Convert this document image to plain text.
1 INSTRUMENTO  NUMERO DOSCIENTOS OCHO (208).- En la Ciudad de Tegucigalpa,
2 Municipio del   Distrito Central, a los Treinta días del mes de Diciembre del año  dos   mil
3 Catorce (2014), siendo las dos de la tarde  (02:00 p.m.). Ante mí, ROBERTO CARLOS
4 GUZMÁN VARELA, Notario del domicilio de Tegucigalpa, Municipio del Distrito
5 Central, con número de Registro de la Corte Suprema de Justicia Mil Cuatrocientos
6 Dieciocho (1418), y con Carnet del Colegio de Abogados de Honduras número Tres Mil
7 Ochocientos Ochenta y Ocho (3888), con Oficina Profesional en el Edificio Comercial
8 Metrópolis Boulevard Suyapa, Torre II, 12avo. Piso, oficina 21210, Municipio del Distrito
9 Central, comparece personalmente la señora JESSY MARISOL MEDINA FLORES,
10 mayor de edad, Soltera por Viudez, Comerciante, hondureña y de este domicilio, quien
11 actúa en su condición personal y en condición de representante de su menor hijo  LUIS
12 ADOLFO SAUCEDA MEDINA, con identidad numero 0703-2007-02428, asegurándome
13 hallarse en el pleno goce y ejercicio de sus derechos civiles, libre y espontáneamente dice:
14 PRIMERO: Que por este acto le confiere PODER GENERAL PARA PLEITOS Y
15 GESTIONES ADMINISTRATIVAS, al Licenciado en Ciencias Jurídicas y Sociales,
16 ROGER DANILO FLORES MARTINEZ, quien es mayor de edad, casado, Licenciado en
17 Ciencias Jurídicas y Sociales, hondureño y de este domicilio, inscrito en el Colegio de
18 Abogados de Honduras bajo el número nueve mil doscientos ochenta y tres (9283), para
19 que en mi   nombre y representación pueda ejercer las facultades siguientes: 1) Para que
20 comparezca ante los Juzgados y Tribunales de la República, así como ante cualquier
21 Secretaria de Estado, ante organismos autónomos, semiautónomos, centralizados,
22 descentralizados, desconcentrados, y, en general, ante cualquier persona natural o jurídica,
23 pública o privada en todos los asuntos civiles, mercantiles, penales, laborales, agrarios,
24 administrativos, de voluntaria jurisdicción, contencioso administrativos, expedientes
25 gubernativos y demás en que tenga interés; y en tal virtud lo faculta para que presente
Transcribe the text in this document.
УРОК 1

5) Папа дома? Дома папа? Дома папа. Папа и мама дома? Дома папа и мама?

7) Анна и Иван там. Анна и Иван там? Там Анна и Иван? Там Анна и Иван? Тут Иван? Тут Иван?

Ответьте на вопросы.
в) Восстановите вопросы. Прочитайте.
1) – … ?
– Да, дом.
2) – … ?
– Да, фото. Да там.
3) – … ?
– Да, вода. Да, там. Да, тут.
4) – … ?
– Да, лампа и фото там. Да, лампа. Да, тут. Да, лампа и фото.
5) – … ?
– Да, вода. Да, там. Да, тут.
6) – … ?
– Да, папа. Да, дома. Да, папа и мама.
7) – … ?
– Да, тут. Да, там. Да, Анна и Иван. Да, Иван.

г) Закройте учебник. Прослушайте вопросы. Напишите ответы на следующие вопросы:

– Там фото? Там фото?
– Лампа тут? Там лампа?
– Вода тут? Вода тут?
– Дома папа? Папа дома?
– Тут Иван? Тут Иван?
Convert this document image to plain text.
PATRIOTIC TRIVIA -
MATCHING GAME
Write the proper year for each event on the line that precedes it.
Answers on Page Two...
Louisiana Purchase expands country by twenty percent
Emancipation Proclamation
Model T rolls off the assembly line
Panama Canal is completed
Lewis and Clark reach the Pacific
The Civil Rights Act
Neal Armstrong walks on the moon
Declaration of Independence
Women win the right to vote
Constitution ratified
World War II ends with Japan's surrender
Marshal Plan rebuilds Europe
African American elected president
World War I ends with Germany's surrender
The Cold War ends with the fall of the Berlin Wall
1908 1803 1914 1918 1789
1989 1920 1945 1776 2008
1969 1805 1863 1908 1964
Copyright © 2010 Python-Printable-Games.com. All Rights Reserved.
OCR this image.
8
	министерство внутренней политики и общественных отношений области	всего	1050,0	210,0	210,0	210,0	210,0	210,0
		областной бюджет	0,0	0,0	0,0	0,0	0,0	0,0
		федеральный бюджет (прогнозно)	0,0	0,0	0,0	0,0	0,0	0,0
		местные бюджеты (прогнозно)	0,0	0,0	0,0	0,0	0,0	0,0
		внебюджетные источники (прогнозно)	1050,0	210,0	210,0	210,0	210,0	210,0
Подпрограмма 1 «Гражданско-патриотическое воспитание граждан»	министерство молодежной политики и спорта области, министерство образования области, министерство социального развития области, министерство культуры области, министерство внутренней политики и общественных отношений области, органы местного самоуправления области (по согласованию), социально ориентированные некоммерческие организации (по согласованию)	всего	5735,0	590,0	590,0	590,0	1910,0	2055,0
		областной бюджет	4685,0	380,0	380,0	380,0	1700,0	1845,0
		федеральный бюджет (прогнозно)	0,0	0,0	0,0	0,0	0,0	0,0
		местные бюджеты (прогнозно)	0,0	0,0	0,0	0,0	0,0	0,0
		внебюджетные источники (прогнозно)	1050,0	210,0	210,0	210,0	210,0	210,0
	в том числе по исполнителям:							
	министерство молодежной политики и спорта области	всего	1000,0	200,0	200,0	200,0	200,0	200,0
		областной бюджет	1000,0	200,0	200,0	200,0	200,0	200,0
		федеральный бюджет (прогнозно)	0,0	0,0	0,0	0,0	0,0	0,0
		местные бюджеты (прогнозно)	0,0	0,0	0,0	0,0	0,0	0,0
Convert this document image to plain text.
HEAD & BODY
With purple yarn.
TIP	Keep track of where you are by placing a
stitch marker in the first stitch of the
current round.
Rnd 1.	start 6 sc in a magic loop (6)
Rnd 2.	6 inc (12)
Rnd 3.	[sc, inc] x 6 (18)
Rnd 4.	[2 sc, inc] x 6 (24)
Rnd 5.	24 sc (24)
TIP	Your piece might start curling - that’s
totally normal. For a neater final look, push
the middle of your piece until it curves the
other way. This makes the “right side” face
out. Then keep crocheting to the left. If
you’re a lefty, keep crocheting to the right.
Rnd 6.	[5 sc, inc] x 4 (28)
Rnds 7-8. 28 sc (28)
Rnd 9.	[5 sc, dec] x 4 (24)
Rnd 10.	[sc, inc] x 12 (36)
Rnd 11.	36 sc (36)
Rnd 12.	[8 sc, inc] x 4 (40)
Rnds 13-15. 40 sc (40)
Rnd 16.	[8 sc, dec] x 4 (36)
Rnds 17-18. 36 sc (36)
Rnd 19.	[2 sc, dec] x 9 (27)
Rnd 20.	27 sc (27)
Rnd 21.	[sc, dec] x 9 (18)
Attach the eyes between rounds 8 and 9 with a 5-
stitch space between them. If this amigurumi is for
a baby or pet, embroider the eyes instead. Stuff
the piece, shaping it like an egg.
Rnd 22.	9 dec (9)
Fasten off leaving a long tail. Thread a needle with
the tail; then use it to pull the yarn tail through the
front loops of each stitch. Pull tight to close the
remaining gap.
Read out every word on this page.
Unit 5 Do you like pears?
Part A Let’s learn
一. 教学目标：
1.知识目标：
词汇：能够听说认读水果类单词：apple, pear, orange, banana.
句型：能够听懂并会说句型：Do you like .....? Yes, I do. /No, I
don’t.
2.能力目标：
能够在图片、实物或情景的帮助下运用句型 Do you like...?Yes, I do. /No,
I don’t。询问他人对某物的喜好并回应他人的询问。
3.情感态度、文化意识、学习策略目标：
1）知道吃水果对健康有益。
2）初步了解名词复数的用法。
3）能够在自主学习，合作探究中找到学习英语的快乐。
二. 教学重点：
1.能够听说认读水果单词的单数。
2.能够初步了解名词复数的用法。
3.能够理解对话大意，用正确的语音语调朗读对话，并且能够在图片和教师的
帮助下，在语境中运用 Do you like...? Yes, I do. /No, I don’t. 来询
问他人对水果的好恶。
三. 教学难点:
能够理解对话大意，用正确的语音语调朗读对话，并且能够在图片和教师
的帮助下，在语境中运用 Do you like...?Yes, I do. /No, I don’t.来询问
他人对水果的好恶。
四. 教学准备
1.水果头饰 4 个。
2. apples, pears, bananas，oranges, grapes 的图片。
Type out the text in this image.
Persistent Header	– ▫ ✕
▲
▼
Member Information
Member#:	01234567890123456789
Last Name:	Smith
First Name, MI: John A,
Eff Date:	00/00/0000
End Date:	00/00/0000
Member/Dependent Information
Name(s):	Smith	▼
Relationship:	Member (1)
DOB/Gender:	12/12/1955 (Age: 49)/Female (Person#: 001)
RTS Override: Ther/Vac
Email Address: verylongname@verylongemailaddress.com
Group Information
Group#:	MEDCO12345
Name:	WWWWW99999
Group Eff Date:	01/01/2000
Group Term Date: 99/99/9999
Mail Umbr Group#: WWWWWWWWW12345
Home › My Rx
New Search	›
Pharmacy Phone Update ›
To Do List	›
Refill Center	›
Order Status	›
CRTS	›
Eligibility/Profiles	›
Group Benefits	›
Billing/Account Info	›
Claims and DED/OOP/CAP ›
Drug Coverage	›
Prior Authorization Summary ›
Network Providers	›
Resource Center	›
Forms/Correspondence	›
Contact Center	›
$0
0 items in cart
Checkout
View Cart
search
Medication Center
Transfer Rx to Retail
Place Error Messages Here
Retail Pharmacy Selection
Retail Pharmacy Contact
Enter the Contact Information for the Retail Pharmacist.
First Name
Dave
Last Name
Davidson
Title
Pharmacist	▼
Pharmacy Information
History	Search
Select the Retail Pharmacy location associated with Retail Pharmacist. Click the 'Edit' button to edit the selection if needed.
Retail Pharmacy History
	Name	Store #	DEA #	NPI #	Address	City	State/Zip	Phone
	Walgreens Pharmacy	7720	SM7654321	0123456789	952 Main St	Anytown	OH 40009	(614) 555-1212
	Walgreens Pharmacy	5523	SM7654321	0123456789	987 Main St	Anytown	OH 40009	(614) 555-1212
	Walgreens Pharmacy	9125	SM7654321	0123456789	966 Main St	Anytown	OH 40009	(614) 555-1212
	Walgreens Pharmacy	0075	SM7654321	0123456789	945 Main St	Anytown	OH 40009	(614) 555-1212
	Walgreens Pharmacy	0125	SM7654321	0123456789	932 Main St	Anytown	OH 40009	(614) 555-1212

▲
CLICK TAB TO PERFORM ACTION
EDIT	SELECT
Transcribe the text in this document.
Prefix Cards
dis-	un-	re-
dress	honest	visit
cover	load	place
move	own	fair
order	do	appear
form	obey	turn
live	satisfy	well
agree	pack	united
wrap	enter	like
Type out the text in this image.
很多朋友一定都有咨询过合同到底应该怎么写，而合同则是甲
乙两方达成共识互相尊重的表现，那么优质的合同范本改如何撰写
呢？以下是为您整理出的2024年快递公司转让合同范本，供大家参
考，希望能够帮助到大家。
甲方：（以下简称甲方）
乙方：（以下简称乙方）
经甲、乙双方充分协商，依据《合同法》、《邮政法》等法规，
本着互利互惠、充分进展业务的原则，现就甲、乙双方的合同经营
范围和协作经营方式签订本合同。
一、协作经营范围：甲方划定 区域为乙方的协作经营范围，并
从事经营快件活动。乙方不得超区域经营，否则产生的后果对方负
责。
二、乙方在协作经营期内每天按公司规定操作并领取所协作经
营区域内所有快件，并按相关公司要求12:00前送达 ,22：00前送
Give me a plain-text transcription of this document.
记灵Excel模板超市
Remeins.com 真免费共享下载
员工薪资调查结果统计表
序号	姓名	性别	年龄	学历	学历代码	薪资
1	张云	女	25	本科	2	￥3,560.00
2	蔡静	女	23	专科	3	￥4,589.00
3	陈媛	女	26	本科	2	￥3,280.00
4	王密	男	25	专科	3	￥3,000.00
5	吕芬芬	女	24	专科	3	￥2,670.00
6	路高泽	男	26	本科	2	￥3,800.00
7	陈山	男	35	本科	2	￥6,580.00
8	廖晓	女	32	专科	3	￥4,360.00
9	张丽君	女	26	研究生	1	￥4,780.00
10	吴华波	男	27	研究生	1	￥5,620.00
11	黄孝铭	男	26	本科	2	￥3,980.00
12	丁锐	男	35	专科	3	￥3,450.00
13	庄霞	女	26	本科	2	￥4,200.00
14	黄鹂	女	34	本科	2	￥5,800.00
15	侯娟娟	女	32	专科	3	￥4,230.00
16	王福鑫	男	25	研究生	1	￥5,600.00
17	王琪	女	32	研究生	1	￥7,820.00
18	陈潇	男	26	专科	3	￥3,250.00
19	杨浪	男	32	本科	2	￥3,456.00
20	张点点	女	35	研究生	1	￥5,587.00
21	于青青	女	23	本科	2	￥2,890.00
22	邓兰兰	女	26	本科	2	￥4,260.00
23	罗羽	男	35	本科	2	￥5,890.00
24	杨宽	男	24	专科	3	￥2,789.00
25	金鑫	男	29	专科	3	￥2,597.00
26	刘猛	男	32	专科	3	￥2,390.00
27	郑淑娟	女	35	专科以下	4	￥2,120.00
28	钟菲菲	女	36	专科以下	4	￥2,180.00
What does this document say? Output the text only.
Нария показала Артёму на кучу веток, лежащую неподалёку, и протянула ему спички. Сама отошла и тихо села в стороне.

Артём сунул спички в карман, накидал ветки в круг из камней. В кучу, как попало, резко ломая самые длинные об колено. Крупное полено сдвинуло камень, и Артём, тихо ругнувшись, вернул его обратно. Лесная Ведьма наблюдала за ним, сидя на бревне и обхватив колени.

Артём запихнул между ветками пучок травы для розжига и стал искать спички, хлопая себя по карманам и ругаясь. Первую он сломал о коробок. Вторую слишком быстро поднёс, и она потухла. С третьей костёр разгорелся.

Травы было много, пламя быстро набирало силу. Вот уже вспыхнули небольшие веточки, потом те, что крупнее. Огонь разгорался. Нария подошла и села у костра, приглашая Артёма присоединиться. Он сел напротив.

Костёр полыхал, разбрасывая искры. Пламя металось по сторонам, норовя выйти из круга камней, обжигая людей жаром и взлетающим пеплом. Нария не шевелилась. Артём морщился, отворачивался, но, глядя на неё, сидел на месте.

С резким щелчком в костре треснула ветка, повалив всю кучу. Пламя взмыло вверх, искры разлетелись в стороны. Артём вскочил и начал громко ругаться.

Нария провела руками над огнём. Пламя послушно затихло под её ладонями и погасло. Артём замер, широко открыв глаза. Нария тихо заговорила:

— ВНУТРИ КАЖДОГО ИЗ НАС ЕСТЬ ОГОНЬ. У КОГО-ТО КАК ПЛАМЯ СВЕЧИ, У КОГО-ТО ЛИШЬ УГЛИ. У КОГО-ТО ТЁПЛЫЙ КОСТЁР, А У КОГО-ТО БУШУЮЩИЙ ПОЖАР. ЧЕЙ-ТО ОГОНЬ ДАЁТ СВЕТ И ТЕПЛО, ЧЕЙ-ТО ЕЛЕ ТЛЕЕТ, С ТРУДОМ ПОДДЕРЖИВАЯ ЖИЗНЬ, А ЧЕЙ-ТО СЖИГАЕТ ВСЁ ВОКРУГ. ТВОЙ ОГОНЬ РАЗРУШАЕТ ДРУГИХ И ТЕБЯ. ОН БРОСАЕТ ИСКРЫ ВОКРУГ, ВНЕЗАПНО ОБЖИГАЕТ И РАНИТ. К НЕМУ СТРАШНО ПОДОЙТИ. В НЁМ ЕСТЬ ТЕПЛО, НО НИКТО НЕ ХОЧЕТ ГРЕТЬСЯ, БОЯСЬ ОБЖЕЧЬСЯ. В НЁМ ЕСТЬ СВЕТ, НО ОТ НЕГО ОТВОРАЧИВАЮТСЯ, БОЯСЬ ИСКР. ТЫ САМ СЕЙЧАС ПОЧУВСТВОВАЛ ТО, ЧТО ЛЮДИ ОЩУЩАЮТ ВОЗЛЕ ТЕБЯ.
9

----------------------------------------

- **Task to complete**: Pick out the lines above containing the word "pears", then copy them.

- **Result of the task**:
Unit 5 Do you like pears?
2. apples, pears, bananas，oranges, grapes 的图片。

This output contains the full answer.